## SET PROBLEM
Among the lines of this listing, determine how many contain the string "WEIGHT". Answer with the number only.

## DATA TO USE
========================================================================

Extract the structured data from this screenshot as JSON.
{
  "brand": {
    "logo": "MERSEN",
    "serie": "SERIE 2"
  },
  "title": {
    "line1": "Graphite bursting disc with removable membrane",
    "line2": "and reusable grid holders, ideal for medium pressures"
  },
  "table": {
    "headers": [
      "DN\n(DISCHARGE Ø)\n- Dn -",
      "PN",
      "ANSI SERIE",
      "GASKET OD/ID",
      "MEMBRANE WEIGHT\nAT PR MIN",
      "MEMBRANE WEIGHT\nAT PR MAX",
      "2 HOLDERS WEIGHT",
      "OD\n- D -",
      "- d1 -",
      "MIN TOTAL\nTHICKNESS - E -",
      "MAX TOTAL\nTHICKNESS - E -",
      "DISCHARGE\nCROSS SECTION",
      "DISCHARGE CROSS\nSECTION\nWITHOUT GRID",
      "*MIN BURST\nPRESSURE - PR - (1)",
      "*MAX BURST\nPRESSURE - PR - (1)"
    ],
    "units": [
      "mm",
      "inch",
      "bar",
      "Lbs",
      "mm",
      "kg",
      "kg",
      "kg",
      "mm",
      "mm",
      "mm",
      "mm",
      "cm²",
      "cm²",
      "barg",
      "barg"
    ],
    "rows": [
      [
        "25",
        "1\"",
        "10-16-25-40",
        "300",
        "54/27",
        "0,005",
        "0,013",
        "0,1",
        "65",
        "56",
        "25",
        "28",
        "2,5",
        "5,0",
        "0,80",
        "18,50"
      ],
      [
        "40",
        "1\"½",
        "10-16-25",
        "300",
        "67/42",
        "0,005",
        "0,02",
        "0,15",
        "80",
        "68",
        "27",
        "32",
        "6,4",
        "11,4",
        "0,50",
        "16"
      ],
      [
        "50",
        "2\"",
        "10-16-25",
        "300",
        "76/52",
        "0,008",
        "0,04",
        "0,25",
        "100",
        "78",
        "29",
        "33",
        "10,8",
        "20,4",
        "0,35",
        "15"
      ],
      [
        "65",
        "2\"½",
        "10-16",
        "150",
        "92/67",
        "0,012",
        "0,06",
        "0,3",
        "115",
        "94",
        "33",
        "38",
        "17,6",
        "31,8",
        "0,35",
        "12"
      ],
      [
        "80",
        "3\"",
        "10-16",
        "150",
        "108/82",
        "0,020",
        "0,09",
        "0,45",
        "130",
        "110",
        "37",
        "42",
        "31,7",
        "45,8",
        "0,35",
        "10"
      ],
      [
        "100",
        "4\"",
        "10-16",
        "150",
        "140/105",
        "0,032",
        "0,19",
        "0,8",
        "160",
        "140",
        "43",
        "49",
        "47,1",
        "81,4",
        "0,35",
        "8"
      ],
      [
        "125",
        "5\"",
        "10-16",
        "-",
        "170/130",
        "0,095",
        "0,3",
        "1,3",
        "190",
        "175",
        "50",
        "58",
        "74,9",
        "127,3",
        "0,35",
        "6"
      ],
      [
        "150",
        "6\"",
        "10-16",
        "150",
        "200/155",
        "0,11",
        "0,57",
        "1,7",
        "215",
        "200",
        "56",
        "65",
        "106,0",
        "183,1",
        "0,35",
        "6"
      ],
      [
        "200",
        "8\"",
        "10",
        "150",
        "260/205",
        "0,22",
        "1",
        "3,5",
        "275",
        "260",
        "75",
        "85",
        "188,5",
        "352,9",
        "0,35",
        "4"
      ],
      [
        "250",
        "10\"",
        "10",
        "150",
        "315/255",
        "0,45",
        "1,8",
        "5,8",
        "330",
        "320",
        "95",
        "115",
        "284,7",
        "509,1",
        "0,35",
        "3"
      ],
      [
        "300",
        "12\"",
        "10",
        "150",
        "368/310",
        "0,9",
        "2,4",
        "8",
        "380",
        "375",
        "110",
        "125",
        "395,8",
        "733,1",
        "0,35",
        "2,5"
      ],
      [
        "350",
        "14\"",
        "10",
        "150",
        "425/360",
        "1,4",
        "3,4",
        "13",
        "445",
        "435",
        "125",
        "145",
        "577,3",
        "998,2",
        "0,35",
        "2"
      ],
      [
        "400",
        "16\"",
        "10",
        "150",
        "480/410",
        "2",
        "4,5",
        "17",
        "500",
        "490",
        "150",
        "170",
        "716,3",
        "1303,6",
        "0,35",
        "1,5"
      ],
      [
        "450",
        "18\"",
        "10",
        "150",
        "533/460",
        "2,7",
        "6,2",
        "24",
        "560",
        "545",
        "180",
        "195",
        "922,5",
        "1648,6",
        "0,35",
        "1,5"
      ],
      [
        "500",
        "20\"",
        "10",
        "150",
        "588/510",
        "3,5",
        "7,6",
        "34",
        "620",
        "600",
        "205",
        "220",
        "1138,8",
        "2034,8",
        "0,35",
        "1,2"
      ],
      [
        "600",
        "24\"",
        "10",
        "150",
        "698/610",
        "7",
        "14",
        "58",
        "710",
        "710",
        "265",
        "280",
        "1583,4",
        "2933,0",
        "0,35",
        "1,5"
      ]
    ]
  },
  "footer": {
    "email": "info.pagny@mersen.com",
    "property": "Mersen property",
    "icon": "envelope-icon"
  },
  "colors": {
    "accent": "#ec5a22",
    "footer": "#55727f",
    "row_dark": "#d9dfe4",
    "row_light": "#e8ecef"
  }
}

========================================================================

## FULL SOLUTION
3